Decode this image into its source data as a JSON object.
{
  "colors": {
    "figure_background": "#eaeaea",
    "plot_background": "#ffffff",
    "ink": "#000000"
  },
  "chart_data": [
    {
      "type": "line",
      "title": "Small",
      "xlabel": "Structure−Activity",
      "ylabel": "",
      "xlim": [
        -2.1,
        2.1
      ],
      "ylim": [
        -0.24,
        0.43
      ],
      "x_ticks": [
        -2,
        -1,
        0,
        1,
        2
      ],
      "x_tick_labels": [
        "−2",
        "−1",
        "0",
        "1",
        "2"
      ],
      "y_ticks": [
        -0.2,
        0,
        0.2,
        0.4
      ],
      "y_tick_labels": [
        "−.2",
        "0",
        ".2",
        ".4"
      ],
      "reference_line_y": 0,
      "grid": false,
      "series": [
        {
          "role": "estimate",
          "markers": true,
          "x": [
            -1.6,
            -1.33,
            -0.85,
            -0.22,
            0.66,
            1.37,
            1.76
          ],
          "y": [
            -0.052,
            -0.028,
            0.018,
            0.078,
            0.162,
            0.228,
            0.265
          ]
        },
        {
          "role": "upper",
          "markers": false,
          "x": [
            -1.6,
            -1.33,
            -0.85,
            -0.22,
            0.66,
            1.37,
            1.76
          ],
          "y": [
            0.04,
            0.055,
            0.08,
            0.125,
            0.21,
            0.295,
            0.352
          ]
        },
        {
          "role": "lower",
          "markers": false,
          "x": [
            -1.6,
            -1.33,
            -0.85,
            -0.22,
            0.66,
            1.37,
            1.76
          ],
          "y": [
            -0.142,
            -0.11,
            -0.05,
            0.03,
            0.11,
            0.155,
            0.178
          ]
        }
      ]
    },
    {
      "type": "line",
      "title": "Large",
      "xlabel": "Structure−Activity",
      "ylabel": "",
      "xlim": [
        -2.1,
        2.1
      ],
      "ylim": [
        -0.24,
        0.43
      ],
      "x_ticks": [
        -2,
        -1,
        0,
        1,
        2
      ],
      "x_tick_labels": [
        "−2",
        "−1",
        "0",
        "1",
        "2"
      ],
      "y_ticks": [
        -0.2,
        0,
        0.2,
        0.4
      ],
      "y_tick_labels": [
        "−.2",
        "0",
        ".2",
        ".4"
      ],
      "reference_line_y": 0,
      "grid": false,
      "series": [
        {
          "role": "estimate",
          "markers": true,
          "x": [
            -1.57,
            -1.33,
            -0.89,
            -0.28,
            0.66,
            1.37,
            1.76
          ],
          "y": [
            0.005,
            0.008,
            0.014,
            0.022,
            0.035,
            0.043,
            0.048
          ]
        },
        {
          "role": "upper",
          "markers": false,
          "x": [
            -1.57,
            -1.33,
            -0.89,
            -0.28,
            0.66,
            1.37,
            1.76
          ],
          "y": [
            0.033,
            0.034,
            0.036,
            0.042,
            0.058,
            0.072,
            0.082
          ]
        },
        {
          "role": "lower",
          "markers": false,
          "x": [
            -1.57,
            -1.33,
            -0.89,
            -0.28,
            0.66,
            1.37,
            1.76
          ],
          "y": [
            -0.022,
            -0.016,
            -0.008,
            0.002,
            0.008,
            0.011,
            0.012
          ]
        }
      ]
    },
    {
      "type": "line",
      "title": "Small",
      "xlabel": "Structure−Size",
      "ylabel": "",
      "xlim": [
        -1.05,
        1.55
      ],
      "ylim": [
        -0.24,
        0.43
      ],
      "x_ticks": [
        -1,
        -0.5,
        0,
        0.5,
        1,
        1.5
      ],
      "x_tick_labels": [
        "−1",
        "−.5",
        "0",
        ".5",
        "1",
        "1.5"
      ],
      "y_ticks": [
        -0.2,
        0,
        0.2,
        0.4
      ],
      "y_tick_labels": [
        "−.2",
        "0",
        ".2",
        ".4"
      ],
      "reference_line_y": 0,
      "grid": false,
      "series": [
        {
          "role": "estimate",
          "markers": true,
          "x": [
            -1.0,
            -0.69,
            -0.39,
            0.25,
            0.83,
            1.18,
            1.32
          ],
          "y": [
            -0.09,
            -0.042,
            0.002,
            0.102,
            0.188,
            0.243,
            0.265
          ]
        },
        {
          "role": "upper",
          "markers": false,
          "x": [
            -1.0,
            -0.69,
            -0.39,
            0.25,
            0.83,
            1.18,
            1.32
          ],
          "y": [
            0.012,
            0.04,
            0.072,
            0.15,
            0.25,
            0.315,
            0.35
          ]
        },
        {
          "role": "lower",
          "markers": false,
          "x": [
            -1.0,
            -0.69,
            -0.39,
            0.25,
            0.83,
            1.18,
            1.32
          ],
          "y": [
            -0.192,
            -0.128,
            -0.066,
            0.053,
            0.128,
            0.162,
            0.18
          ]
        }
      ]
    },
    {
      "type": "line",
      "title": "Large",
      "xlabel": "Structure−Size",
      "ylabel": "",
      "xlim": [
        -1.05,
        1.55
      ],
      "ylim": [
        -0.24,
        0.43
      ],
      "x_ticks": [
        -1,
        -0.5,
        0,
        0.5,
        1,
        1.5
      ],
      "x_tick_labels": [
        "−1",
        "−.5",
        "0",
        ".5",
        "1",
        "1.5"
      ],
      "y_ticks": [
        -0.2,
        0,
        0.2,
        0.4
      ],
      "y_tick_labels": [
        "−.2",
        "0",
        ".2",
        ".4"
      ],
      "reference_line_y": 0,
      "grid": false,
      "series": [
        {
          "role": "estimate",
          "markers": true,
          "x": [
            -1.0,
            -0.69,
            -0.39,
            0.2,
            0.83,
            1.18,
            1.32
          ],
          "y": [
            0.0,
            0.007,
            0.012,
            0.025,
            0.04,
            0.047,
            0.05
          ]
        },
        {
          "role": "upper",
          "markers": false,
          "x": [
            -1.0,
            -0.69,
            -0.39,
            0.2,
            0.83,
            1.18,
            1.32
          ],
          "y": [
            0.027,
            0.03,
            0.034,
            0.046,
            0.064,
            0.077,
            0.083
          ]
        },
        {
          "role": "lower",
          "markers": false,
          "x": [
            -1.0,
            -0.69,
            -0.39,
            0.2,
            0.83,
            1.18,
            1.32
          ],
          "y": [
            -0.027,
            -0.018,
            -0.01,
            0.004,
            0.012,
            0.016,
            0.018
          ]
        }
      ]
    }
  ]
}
--
→ WHAT YOU WILL DO
Print every record exactly as it was given.

→ SOLVED EXERCISE
Decode this image into its source data as a JSON object.
{
  "colors": {
    "figure_background": "#eaeaea",
    "plot_background": "#ffffff",
    "ink": "#000000"
  },
  "chart_data": [
    {
      "type": "line",
      "title": "Small",
      "xlabel": "Structure−Activity",
      "ylabel": "",
      "xlim": [
        -2.1,
        2.1
      ],
      "ylim": [
        -0.24,
        0.43
      ],
      "x_ticks": [
        -2,
        -1,
        0,
        1,
        2
      ],
      "x_tick_labels": [
        "−2",
        "−1",
        "0",
        "1",
        "2"
      ],
      "y_ticks": [
        -0.2,
        0,
        0.2,
        0.4
      ],
      "y_tick_labels": [
        "−.2",
        "0",
        ".2",
        ".4"
      ],
      "reference_line_y": 0,
      "grid": false,
      "series": [
        {
          "role": "estimate",
          "markers": true,
          "x": [
            -1.6,
            -1.33,
            -0.85,
            -0.22,
            0.66,
            1.37,
            1.76
          ],
          "y": [
            -0.052,
            -0.028,
            0.018,
            0.078,
            0.162,
            0.228,
            0.265
          ]
        },
        {
          "role": "upper",
          "markers": false,
          "x": [
            -1.6,
            -1.33,
            -0.85,
            -0.22,
            0.66,
            1.37,
            1.76
          ],
          "y": [
            0.04,
            0.055,
            0.08,
            0.125,
            0.21,
            0.295,
            0.352
          ]
        },
        {
          "role": "lower",
          "markers": false,
          "x": [
            -1.6,
            -1.33,
            -0.85,
            -0.22,
            0.66,
            1.37,
            1.76
          ],
          "y": [
            -0.142,
            -0.11,
            -0.05,
            0.03,
            0.11,
            0.155,
            0.178
          ]
        }
      ]
    },
    {
      "type": "line",
      "title": "Large",
      "xlabel": "Structure−Activity",
      "ylabel": "",
      "xlim": [
        -2.1,
        2.1
      ],
      "ylim": [
        -0.24,
        0.43
      ],
      "x_ticks": [
        -2,
        -1,
        0,
        1,
        2
      ],
      "x_tick_labels": [
        "−2",
        "−1",
        "0",
        "1",
        "2"
      ],
      "y_ticks": [
        -0.2,
        0,
        0.2,
        0.4
      ],
      "y_tick_labels": [
        "−.2",
        "0",
        ".2",
        ".4"
      ],
      "reference_line_y": 0,
      "grid": false,
      "series": [
        {
          "role": "estimate",
          "markers": true,
          "x": [
            -1.57,
            -1.33,
            -0.89,
            -0.28,
            0.66,
            1.37,
            1.76
          ],
          "y": [
            0.005,
            0.008,
            0.014,
            0.022,
            0.035,
            0.043,
            0.048
          ]
        },
        {
          "role": "upper",
          "markers": false,
          "x": [
            -1.57,
            -1.33,
            -0.89,
            -0.28,
            0.66,
            1.37,
            1.76
          ],
          "y": [
            0.033,
            0.034,
            0.036,
            0.042,
            0.058,
            0.072,
            0.082
          ]
        },
        {
          "role": "lower",
          "markers": false,
          "x": [
            -1.57,
            -1.33,
            -0.89,
            -0.28,
            0.66,
            1.37,
            1.76
          ],
          "y": [
            -0.022,
            -0.016,
            -0.008,
            0.002,
            0.008,
            0.011,
            0.012
          ]
        }
      ]
    },
    {
      "type": "line",
      "title": "Small",
      "xlabel": "Structure−Size",
      "ylabel": "",
      "xlim": [
        -1.05,
        1.55
      ],
      "ylim": [
        -0.24,
        0.43
      ],
      "x_ticks": [
        -1,
        -0.5,
        0,
        0.5,
        1,
        1.5
      ],
      "x_tick_labels": [
        "−1",
        "−.5",
        "0",
        ".5",
        "1",
        "1.5"
      ],
      "y_ticks": [
        -0.2,
        0,
        0.2,
        0.4
      ],
      "y_tick_labels": [
        "−.2",
        "0",
        ".2",
        ".4"
      ],
      "reference_line_y": 0,
      "grid": false,
      "series": [
        {
          "role": "estimate",
          "markers": true,
          "x": [
            -1.0,
            -0.69,
            -0.39,
            0.25,
            0.83,
            1.18,
            1.32
          ],
          "y": [
            -0.09,
            -0.042,
            0.002,
            0.102,
            0.188,
            0.243,
            0.265
          ]
        },
        {
          "role": "upper",
          "markers": false,
          "x": [
            -1.0,
            -0.69,
            -0.39,
            0.25,
            0.83,
            1.18,
            1.32
          ],
          "y": [
            0.012,
            0.04,
            0.072,
            0.15,
            0.25,
            0.315,
            0.35
          ]
        },
        {
          "role": "lower",
          "markers": false,
          "x": [
            -1.0,
            -0.69,
            -0.39,
            0.25,
            0.83,
            1.18,
            1.32
          ],
          "y": [
            -0.192,
            -0.128,
            -0.066,
            0.053,
            0.128,
            0.162,
            0.18
          ]
        }
      ]
    },
    {
      "type": "line",
      "title": "Large",
      "xlabel": "Structure−Size",
      "ylabel": "",
      "xlim": [
        -1.05,
        1.55
      ],
      "ylim": [
        -0.24,
        0.43
      ],
      "x_ticks": [
        -1,
        -0.5,
        0,
        0.5,
        1,
        1.5
      ],
      "x_tick_labels": [
        "−1",
        "−.5",
        "0",
        ".5",
        "1",
        "1.5"
      ],
      "y_ticks": [
        -0.2,
        0,
        0.2,
        0.4
      ],
      "y_tick_labels": [
        "−.2",
        "0",
        ".2",
        ".4"
      ],
      "reference_line_y": 0,
      "grid": false,
      "series": [
        {
          "role": "estimate",
          "markers": true,
          "x": [
            -1.0,
            -0.69,
            -0.39,
            0.2,
            0.83,
            1.18,
            1.32
          ],
          "y": [
            0.0,
            0.007,
            0.012,
            0.025,
            0.04,
            0.047,
            0.05
          ]
        },
        {
          "role": "upper",
          "markers": false,
          "x": [
            -1.0,
            -0.69,
            -0.39,
            0.2,
            0.83,
            1.18,
            1.32
          ],
          "y": [
            0.027,
            0.03,
            0.034,
            0.046,
            0.064,
            0.077,
            0.083
          ]
        },
        {
          "role": "lower",
          "markers": false,
          "x": [
            -1.0,
            -0.69,
            -0.39,
            0.2,
            0.83,
            1.18,
            1.32
          ],
          "y": [
            -0.027,
            -0.018,
            -0.01,
            0.004,
            0.012,
            0.016,
            0.018
          ]
        }
      ]
    }
  ]
}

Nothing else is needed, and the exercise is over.